(begin)

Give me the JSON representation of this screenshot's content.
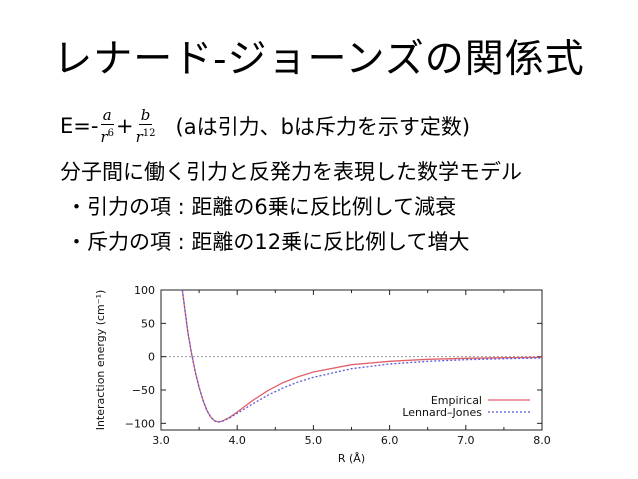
{
  "slide": {
    "title": "レナード-ジョーンズの関係式",
    "formula": {
      "prefix": "E=-",
      "num1": "a",
      "den1_base": "r",
      "den1_exp": "6",
      "plus": "+",
      "num2": "b",
      "den2_base": "r",
      "den2_exp": "12",
      "note": "(aは引力、bは斥力を示す定数)"
    },
    "lines": [
      "分子間に働く引力と反発力を表現した数学モデル",
      "・引力の項 : 距離の6乗に反比例して減衰",
      "・斥力の項 : 距離の12乗に反比例して増大"
    ]
  },
  "chart_data": {
    "type": "line",
    "xlabel": "R (Å)",
    "ylabel": "Interaction energy (cm⁻¹)",
    "xlim": [
      3.0,
      8.0
    ],
    "ylim": [
      -110,
      100
    ],
    "xticks": [
      "3.0",
      "4.0",
      "5.0",
      "6.0",
      "7.0",
      "8.0"
    ],
    "yticks": [
      "100",
      "50",
      "0",
      "−50",
      "−100"
    ],
    "zero_line": true,
    "legend_position": "bottom-right",
    "series": [
      {
        "name": "Empirical",
        "color": "#e0606a",
        "style": "solid",
        "x": [
          3.28,
          3.3,
          3.35,
          3.4,
          3.45,
          3.5,
          3.55,
          3.6,
          3.65,
          3.7,
          3.75,
          3.8,
          3.9,
          4.0,
          4.2,
          4.4,
          4.6,
          4.8,
          5.0,
          5.5,
          6.0,
          6.5,
          7.0,
          7.5,
          8.0
        ],
        "values": [
          100,
          82,
          38,
          5,
          -23,
          -46,
          -65,
          -80,
          -90,
          -96,
          -98,
          -97,
          -91,
          -83,
          -66,
          -51,
          -39,
          -30,
          -23,
          -12,
          -7,
          -4,
          -2.5,
          -1.6,
          -1
        ]
      },
      {
        "name": "Lennard–Jones",
        "color": "#5a5ad8",
        "style": "dotted",
        "x": [
          3.28,
          3.3,
          3.35,
          3.4,
          3.45,
          3.5,
          3.55,
          3.6,
          3.65,
          3.7,
          3.75,
          3.8,
          3.9,
          4.0,
          4.2,
          4.4,
          4.6,
          4.8,
          5.0,
          5.5,
          6.0,
          6.5,
          7.0,
          7.5,
          8.0
        ],
        "values": [
          100,
          82,
          38,
          5,
          -23,
          -46,
          -65,
          -80,
          -90,
          -96,
          -98,
          -97,
          -92,
          -85,
          -71,
          -58,
          -47,
          -38,
          -31,
          -18,
          -11,
          -7,
          -4.5,
          -3,
          -2
        ]
      }
    ]
  }
}
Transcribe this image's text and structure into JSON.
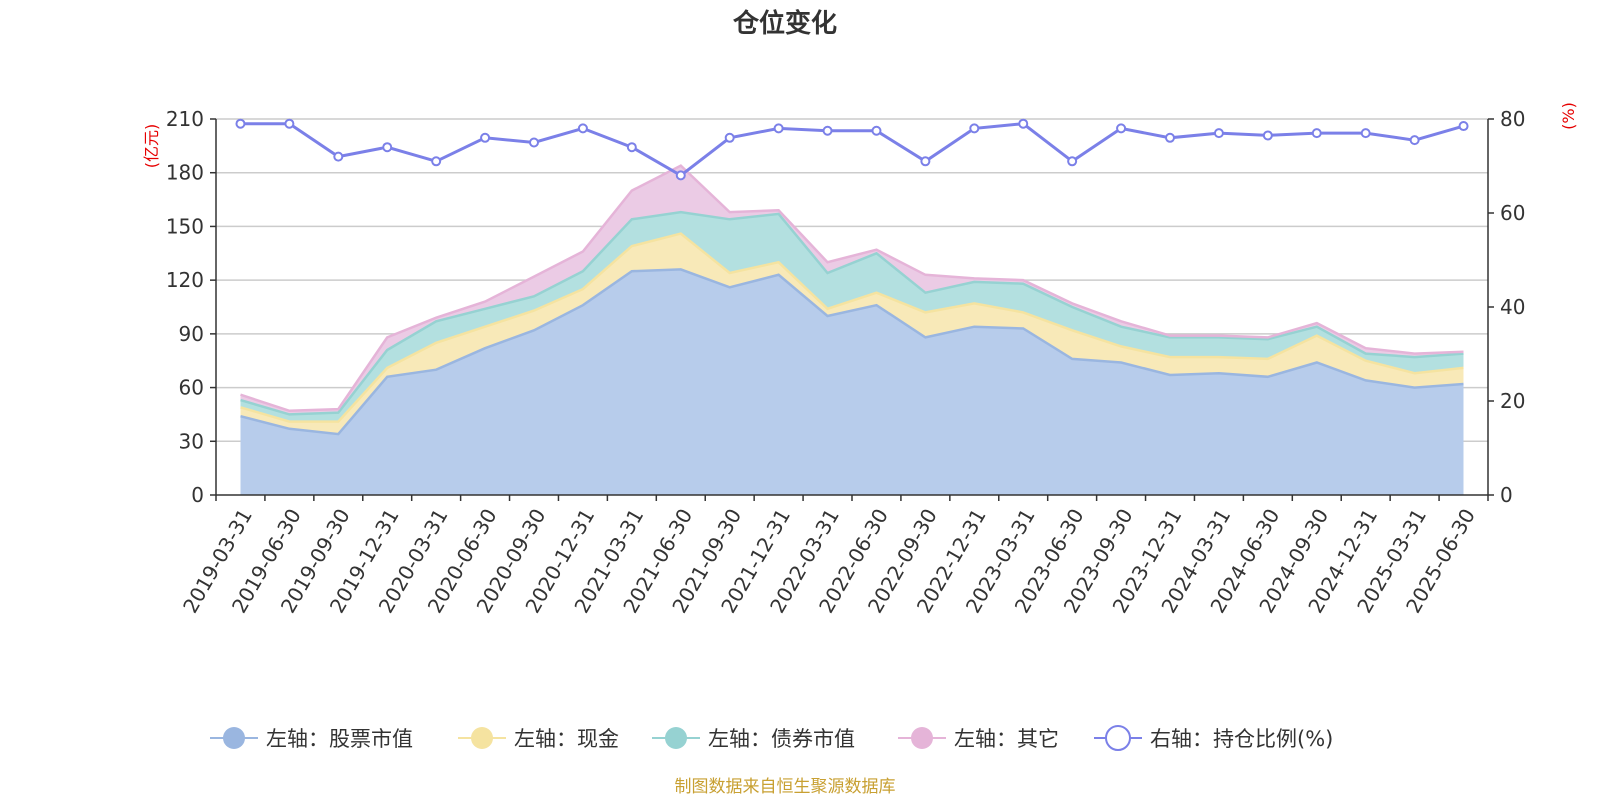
{
  "chart_data": {
    "type": "area",
    "title": "仓位变化",
    "y_left_unit": "(亿元)",
    "y_right_unit": "(%)",
    "y_left_ticks": [
      "0",
      "30",
      "60",
      "90",
      "120",
      "150",
      "180",
      "210"
    ],
    "y_right_ticks": [
      "0",
      "20",
      "40",
      "60",
      "80"
    ],
    "y_left_range": [
      0,
      210
    ],
    "y_right_range": [
      0,
      80
    ],
    "grid": true,
    "legend_position": "bottom",
    "categories": [
      "2019-03-31",
      "2019-06-30",
      "2019-09-30",
      "2019-12-31",
      "2020-03-31",
      "2020-06-30",
      "2020-09-30",
      "2020-12-31",
      "2021-03-31",
      "2021-06-30",
      "2021-09-30",
      "2021-12-31",
      "2022-03-31",
      "2022-06-30",
      "2022-09-30",
      "2022-12-31",
      "2023-03-31",
      "2023-06-30",
      "2023-09-30",
      "2023-12-31",
      "2024-03-31",
      "2024-06-30",
      "2024-09-30",
      "2024-12-31",
      "2025-03-31",
      "2025-06-30"
    ],
    "series": [
      {
        "name": "左轴：股票市值",
        "axis": "left",
        "stack": true,
        "color": "#9ab6e0",
        "fill": "#b7cceb",
        "values": [
          44,
          37,
          34,
          66,
          70,
          82,
          92,
          106,
          125,
          126,
          116,
          123,
          100,
          106,
          88,
          94,
          93,
          76,
          74,
          67,
          68,
          66,
          74,
          64,
          60,
          62
        ]
      },
      {
        "name": "左轴：现金",
        "axis": "left",
        "stack": true,
        "color": "#f5e3a0",
        "fill": "#f8e9b8",
        "values": [
          5,
          4,
          7,
          5,
          15,
          12,
          11,
          9,
          14,
          20,
          8,
          7,
          4,
          7,
          14,
          13,
          9,
          16,
          9,
          10,
          9,
          10,
          15,
          11,
          8,
          9
        ]
      },
      {
        "name": "左轴：债券市值",
        "axis": "left",
        "stack": true,
        "color": "#96d2d2",
        "fill": "#b3e0e0",
        "values": [
          4,
          4,
          5,
          10,
          12,
          10,
          8,
          10,
          15,
          12,
          30,
          27,
          20,
          22,
          11,
          12,
          16,
          13,
          11,
          11,
          11,
          11,
          5,
          4,
          9,
          8
        ]
      },
      {
        "name": "左轴：其它",
        "axis": "left",
        "stack": true,
        "color": "#e5b4d8",
        "fill": "#ebcbe5",
        "values": [
          3,
          2,
          2,
          7,
          2,
          4,
          11,
          11,
          16,
          26,
          4,
          2,
          6,
          2,
          10,
          2,
          2,
          2,
          3,
          1,
          1,
          1,
          2,
          3,
          2,
          1
        ]
      },
      {
        "name": "右轴：持仓比例(%)",
        "axis": "right",
        "stack": false,
        "color": "#7b80e8",
        "values": [
          79,
          79,
          72,
          74,
          71,
          76,
          75,
          78,
          74,
          68,
          76,
          78,
          77.5,
          77.5,
          71,
          78,
          79,
          71,
          78,
          76,
          77,
          76.5,
          77,
          77,
          75.5,
          78.5
        ]
      }
    ]
  },
  "source_note": "制图数据来自恒生聚源数据库"
}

(end)

→ Exercise brief
Identify and extract each line of the listing that contains "bottom".

→ Full answer
    "legend_position": "bottom-right",
    "legend_position": "bottom",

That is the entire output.